- _DATA FOR THIS EXERCISE_
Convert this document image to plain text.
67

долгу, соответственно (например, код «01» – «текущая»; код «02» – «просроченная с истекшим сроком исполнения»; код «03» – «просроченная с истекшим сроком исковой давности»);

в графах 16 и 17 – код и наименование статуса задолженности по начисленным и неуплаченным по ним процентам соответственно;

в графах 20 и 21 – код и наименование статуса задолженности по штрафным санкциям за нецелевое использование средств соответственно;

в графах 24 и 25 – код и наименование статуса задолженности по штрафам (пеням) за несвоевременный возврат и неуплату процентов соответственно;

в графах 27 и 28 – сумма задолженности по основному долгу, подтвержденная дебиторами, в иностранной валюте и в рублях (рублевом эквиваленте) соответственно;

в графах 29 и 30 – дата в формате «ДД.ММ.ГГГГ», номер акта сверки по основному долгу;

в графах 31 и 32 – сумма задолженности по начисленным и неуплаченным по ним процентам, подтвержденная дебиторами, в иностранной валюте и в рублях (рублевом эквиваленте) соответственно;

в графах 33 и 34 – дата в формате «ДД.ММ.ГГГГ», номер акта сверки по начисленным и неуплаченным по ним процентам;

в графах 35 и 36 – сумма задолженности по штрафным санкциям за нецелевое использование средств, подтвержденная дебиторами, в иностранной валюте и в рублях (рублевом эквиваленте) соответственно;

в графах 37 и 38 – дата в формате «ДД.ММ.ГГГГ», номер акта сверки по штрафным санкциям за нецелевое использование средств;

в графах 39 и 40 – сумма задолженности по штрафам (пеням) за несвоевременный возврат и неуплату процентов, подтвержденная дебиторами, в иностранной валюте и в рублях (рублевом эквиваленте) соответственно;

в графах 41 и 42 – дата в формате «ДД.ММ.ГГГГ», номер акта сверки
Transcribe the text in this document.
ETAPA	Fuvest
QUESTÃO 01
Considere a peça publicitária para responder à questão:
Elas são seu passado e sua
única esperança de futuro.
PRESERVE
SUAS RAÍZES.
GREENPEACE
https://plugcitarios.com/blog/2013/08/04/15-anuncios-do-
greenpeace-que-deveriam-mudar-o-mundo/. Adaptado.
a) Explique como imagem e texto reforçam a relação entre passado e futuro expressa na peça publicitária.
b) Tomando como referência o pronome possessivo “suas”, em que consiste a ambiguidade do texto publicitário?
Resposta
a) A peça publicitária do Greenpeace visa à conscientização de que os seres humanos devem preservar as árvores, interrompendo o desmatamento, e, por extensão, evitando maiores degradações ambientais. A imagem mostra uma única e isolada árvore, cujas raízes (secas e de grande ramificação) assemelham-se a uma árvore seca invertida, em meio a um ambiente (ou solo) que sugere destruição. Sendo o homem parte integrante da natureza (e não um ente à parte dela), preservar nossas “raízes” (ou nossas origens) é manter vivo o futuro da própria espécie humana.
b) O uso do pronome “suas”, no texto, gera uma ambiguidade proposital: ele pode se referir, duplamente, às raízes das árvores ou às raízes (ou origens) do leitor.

- _DIRECTIONS_
Return all the data exactly as given.

- _THE RESPONSE_
Convert this document image to plain text.
67

долгу, соответственно (например, код «01» – «текущая»; код «02» – «просроченная с истекшим сроком исполнения»; код «03» – «просроченная с истекшим сроком исковой давности»);

в графах 16 и 17 – код и наименование статуса задолженности по начисленным и неуплаченным по ним процентам соответственно;

в графах 20 и 21 – код и наименование статуса задолженности по штрафным санкциям за нецелевое использование средств соответственно;

в графах 24 и 25 – код и наименование статуса задолженности по штрафам (пеням) за несвоевременный возврат и неуплату процентов соответственно;

в графах 27 и 28 – сумма задолженности по основному долгу, подтвержденная дебиторами, в иностранной валюте и в рублях (рублевом эквиваленте) соответственно;

в графах 29 и 30 – дата в формате «ДД.ММ.ГГГГ», номер акта сверки по основному долгу;

в графах 31 и 32 – сумма задолженности по начисленным и неуплаченным по ним процентам, подтвержденная дебиторами, в иностранной валюте и в рублях (рублевом эквиваленте) соответственно;

в графах 33 и 34 – дата в формате «ДД.ММ.ГГГГ», номер акта сверки по начисленным и неуплаченным по ним процентам;

в графах 35 и 36 – сумма задолженности по штрафным санкциям за нецелевое использование средств, подтвержденная дебиторами, в иностранной валюте и в рублях (рублевом эквиваленте) соответственно;

в графах 37 и 38 – дата в формате «ДД.ММ.ГГГГ», номер акта сверки по штрафным санкциям за нецелевое использование средств;

в графах 39 и 40 – сумма задолженности по штрафам (пеням) за несвоевременный возврат и неуплату процентов, подтвержденная дебиторами, в иностранной валюте и в рублях (рублевом эквиваленте) соответственно;

в графах 41 и 42 – дата в формате «ДД.ММ.ГГГГ», номер акта сверки
Transcribe the text in this document.
ETAPA	Fuvest
QUESTÃO 01
Considere a peça publicitária para responder à questão:
Elas são seu passado e sua
única esperança de futuro.
PRESERVE
SUAS RAÍZES.
GREENPEACE
https://plugcitarios.com/blog/2013/08/04/15-anuncios-do-
greenpeace-que-deveriam-mudar-o-mundo/. Adaptado.
a) Explique como imagem e texto reforçam a relação entre passado e futuro expressa na peça publicitária.
b) Tomando como referência o pronome possessivo “suas”, em que consiste a ambiguidade do texto publicitário?
Resposta
a) A peça publicitária do Greenpeace visa à conscientização de que os seres humanos devem preservar as árvores, interrompendo o desmatamento, e, por extensão, evitando maiores degradações ambientais. A imagem mostra uma única e isolada árvore, cujas raízes (secas e de grande ramificação) assemelham-se a uma árvore seca invertida, em meio a um ambiente (ou solo) que sugere destruição. Sendo o homem parte integrante da natureza (e não um ente à parte dela), preservar nossas “raízes” (ou nossas origens) é manter vivo o futuro da própria espécie humana.
b) O uso do pronome “suas”, no texto, gera uma ambiguidade proposital: ele pode se referir, duplamente, às raízes das árvores ou às raízes (ou origens) do leitor.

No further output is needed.